• [What the exercise asks]:
The records below hold pictures; please leave those out and retype the rest exactly.

• [Record set]:
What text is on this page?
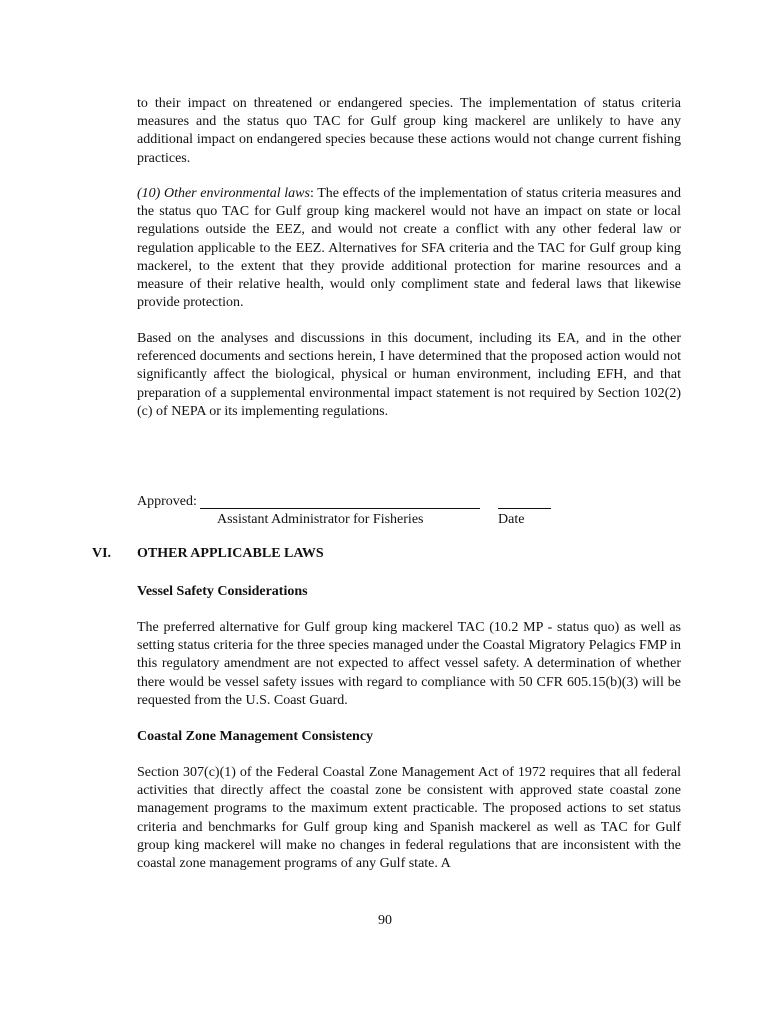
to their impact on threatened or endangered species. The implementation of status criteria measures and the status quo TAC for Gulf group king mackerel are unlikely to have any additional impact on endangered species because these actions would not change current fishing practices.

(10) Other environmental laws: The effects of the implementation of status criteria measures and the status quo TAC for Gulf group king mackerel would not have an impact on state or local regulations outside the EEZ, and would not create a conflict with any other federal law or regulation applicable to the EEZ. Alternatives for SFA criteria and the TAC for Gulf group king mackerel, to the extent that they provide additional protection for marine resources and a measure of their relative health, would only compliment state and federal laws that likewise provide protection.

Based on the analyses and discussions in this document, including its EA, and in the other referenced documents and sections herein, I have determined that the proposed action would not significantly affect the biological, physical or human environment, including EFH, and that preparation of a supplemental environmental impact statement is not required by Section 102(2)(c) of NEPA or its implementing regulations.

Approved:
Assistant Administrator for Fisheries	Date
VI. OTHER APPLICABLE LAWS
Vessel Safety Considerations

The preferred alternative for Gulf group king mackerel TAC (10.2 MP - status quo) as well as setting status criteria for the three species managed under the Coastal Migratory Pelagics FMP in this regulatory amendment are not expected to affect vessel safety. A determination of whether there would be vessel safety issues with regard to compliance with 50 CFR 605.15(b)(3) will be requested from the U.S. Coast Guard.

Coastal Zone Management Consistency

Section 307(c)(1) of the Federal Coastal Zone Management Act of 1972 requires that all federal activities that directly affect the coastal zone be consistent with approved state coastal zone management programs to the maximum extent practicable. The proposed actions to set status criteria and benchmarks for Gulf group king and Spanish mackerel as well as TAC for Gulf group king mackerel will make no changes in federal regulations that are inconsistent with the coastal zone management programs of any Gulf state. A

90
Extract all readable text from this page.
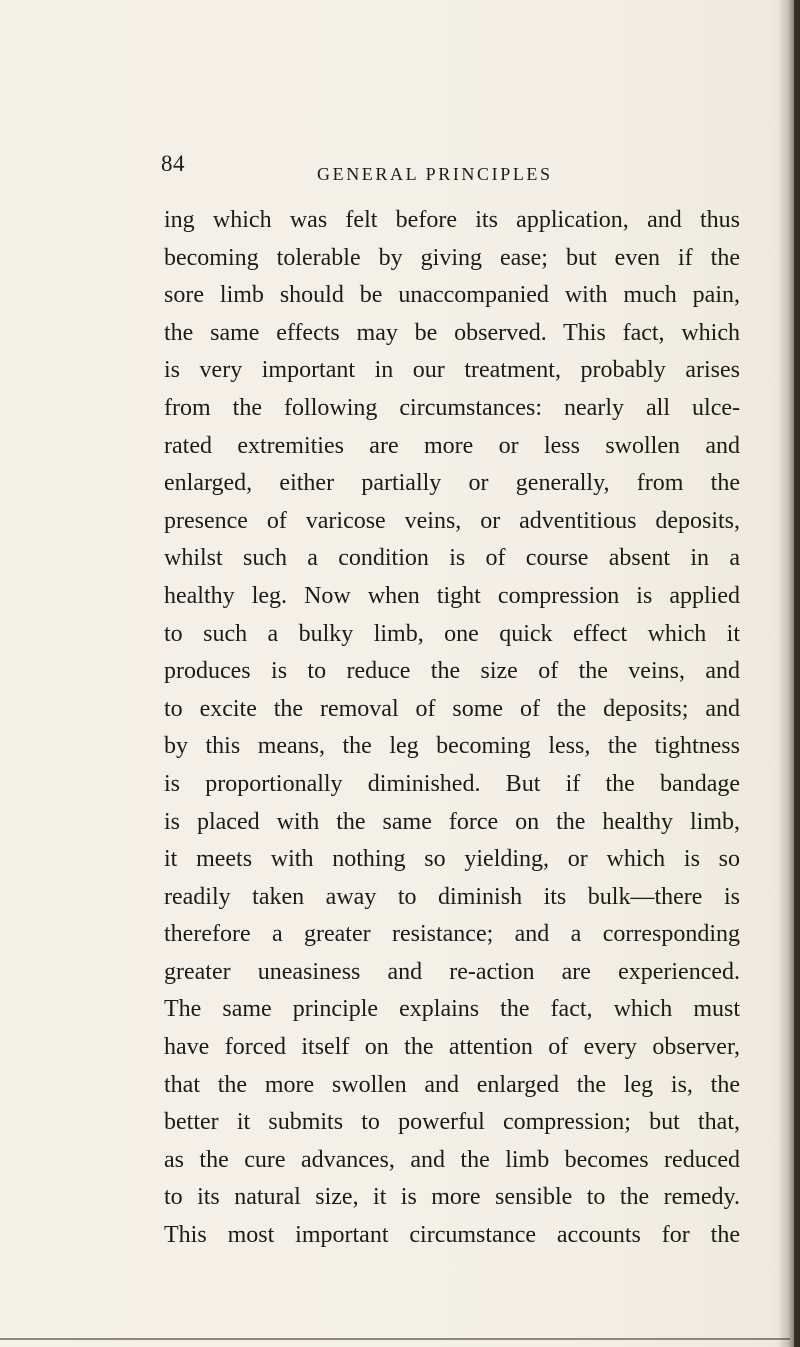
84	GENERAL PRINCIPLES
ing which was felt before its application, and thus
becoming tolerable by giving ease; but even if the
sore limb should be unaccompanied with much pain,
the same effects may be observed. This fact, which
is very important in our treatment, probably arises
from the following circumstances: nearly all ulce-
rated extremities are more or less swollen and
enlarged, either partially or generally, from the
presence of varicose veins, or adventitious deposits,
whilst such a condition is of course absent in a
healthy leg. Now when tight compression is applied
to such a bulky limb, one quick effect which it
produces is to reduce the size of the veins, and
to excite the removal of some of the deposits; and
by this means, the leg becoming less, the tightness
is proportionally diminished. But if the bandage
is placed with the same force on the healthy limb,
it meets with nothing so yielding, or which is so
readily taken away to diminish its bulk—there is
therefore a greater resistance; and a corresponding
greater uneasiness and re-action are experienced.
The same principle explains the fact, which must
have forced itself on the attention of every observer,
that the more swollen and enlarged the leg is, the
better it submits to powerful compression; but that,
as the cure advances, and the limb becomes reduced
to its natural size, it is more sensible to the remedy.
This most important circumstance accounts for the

• [Answer to this problem]:
What text is on this page?
to their impact on threatened or endangered species. The implementation of status criteria measures and the status quo TAC for Gulf group king mackerel are unlikely to have any additional impact on endangered species because these actions would not change current fishing practices.

(10) Other environmental laws: The effects of the implementation of status criteria measures and the status quo TAC for Gulf group king mackerel would not have an impact on state or local regulations outside the EEZ, and would not create a conflict with any other federal law or regulation applicable to the EEZ. Alternatives for SFA criteria and the TAC for Gulf group king mackerel, to the extent that they provide additional protection for marine resources and a measure of their relative health, would only compliment state and federal laws that likewise provide protection.

Based on the analyses and discussions in this document, including its EA, and in the other referenced documents and sections herein, I have determined that the proposed action would not significantly affect the biological, physical or human environment, including EFH, and that preparation of a supplemental environmental impact statement is not required by Section 102(2)(c) of NEPA or its implementing regulations.

Approved:
Assistant Administrator for Fisheries	Date
VI. OTHER APPLICABLE LAWS
Vessel Safety Considerations

The preferred alternative for Gulf group king mackerel TAC (10.2 MP - status quo) as well as setting status criteria for the three species managed under the Coastal Migratory Pelagics FMP in this regulatory amendment are not expected to affect vessel safety. A determination of whether there would be vessel safety issues with regard to compliance with 50 CFR 605.15(b)(3) will be requested from the U.S. Coast Guard.

Coastal Zone Management Consistency

Section 307(c)(1) of the Federal Coastal Zone Management Act of 1972 requires that all federal activities that directly affect the coastal zone be consistent with approved state coastal zone management programs to the maximum extent practicable. The proposed actions to set status criteria and benchmarks for Gulf group king and Spanish mackerel as well as TAC for Gulf group king mackerel will make no changes in federal regulations that are inconsistent with the coastal zone management programs of any Gulf state. A

90
Extract all readable text from this page.
84	GENERAL PRINCIPLES
ing which was felt before its application, and thus
becoming tolerable by giving ease; but even if the
sore limb should be unaccompanied with much pain,
the same effects may be observed. This fact, which
is very important in our treatment, probably arises
from the following circumstances: nearly all ulce-
rated extremities are more or less swollen and
enlarged, either partially or generally, from the
presence of varicose veins, or adventitious deposits,
whilst such a condition is of course absent in a
healthy leg. Now when tight compression is applied
to such a bulky limb, one quick effect which it
produces is to reduce the size of the veins, and
to excite the removal of some of the deposits; and
by this means, the leg becoming less, the tightness
is proportionally diminished. But if the bandage
is placed with the same force on the healthy limb,
it meets with nothing so yielding, or which is so
readily taken away to diminish its bulk—there is
therefore a greater resistance; and a corresponding
greater uneasiness and re-action are experienced.
The same principle explains the fact, which must
have forced itself on the attention of every observer,
that the more swollen and enlarged the leg is, the
better it submits to powerful compression; but that,
as the cure advances, and the limb becomes reduced
to its natural size, it is more sensible to the remedy.
This most important circumstance accounts for the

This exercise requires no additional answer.